#### Job
Collect from the data below each line with "text".
(begin)
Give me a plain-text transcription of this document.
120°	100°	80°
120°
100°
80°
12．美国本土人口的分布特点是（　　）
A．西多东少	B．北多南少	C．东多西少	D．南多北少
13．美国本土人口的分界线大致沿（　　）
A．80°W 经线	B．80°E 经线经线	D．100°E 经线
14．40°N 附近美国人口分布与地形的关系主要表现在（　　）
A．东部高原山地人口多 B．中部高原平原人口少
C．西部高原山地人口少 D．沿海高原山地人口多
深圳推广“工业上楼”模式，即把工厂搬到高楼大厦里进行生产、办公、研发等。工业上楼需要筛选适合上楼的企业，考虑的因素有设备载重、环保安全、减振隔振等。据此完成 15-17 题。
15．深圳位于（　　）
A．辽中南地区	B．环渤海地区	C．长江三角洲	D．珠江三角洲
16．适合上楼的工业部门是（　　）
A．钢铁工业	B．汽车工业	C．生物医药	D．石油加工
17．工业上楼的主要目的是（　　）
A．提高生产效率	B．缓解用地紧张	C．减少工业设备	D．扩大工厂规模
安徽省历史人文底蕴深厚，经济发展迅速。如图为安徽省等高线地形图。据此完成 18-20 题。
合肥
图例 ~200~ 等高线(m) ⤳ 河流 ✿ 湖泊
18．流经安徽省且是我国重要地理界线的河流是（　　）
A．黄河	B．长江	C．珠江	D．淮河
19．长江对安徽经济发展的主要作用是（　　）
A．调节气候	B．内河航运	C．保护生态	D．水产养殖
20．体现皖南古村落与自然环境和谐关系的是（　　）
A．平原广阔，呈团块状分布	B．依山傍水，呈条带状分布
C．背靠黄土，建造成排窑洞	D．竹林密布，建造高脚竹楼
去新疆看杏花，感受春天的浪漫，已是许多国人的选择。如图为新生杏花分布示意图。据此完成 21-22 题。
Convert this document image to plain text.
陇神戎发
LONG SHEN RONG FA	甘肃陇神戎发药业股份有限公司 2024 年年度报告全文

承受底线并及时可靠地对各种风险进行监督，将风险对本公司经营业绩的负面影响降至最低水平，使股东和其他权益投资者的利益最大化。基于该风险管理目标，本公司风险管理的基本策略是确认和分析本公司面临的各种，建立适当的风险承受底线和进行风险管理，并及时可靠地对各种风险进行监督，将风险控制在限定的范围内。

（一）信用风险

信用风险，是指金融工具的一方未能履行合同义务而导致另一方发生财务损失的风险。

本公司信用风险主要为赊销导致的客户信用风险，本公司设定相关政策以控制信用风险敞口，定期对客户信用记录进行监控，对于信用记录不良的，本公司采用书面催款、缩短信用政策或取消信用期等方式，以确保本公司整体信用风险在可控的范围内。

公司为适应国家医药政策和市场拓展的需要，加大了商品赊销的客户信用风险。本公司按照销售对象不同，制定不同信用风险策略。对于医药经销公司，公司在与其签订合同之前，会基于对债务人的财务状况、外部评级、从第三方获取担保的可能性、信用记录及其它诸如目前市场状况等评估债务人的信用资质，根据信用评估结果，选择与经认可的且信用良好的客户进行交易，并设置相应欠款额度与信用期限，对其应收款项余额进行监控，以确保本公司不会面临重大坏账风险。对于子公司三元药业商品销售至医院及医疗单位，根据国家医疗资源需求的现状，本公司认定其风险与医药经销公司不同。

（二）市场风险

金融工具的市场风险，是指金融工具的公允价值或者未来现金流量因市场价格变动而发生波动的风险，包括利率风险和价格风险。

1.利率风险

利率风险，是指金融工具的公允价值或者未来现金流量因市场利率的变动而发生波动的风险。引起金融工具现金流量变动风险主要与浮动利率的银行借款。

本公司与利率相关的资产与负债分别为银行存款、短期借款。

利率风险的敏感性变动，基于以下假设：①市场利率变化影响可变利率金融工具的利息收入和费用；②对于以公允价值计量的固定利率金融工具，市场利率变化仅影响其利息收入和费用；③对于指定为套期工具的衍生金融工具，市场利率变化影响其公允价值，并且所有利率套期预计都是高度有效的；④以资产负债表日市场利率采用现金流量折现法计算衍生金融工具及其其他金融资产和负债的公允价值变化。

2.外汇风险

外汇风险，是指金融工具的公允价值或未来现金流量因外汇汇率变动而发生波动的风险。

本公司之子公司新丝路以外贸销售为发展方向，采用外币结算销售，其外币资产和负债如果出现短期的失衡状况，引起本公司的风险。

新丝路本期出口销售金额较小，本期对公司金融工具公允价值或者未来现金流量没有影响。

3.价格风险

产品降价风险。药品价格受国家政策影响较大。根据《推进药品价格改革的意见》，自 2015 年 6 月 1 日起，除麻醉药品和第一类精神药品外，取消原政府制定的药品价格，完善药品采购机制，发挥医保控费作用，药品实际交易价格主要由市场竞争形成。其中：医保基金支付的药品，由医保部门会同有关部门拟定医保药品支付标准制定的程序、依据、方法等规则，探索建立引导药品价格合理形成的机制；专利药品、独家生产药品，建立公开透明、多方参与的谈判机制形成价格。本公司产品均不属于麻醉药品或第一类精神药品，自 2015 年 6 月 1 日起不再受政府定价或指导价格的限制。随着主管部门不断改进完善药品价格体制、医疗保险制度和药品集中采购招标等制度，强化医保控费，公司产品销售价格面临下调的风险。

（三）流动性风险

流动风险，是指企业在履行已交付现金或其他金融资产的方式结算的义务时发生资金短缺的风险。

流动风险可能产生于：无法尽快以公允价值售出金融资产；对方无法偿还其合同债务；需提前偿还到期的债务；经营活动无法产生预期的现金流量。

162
(end)
#### Reply
Give me a plain-text transcription of this document.
Convert this document image to plain text.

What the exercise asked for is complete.